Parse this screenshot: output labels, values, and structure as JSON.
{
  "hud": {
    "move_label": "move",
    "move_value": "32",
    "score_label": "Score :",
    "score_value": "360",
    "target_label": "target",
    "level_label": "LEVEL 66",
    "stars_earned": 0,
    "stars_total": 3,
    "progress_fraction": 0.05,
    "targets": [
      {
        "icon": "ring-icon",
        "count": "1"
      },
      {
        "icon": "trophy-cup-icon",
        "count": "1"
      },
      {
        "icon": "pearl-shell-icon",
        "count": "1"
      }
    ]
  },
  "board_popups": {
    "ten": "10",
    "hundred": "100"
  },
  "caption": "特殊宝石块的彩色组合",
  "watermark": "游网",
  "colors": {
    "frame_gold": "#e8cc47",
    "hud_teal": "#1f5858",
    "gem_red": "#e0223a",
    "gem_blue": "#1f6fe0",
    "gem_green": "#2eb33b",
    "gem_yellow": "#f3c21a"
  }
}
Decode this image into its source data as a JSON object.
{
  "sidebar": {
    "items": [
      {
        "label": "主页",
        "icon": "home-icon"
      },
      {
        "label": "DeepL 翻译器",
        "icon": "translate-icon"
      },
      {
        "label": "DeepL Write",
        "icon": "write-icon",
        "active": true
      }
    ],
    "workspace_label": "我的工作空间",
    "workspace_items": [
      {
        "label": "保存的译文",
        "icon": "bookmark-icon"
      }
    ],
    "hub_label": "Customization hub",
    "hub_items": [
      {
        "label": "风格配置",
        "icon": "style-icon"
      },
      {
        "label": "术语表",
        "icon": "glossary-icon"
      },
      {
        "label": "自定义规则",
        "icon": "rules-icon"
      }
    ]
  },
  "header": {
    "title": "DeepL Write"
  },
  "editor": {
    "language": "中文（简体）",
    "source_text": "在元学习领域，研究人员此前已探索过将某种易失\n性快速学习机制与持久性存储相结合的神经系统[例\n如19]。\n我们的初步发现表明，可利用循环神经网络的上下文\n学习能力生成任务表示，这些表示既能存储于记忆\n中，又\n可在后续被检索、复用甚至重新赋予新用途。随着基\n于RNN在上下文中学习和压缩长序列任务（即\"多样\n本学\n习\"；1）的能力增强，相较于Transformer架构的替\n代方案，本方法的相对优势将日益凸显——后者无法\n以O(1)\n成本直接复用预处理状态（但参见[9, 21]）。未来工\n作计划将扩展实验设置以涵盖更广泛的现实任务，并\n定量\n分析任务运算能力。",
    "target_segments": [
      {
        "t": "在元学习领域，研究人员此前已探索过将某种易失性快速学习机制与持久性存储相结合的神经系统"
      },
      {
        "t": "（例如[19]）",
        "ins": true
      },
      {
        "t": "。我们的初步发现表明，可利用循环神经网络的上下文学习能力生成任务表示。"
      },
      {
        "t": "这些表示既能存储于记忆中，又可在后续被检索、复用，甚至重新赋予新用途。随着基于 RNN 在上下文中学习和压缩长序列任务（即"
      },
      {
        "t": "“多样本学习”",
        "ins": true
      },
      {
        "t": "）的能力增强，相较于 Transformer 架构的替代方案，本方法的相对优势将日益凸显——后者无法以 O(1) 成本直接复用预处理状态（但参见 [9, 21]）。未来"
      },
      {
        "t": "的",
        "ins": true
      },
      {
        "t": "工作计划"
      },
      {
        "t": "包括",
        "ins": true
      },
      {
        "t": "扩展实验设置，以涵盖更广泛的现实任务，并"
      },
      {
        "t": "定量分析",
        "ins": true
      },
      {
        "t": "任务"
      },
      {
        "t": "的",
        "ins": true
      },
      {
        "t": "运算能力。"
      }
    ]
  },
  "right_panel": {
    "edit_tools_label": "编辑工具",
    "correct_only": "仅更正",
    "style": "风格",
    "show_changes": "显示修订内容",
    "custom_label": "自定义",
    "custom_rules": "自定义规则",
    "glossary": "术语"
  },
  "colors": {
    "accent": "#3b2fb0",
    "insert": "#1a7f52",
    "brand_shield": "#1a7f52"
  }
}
********
Directions> Copy every line of the listing that contains the word "的能力增强".

Output of the task>
    "source_text": "在元学习领域，研究人员此前已探索过将某种易失\n性快速学习机制与持久性存储相结合的神经系统[例\n如19]。\n我们的初步发现表明，可利用循环神经网络的上下文\n学习能力生成任务表示，这些表示既能存储于记忆\n中，又\n可在后续被检索、复用甚至重新赋予新用途。随着基\n于RNN在上下文中学习和压缩长序列任务（即\"多样\n本学\n习\"；1）的能力增强，相较于Transformer架构的替\n代方案，本方法的相对优势将日益凸显——后者无法\n以O(1)\n成本直接复用预处理状态（但参见[9, 21]）。未来工\n作计划将扩展实验设置以涵盖更广泛的现实任务，并\n定量\n分析任务运算能力。",
        "t": "）的能力增强，相较于 Transformer 架构的替代方案，本方法的相对优势将日益凸显——后者无法以 O(1) 成本直接复用预处理状态（但参见 [9, 21]）。未来"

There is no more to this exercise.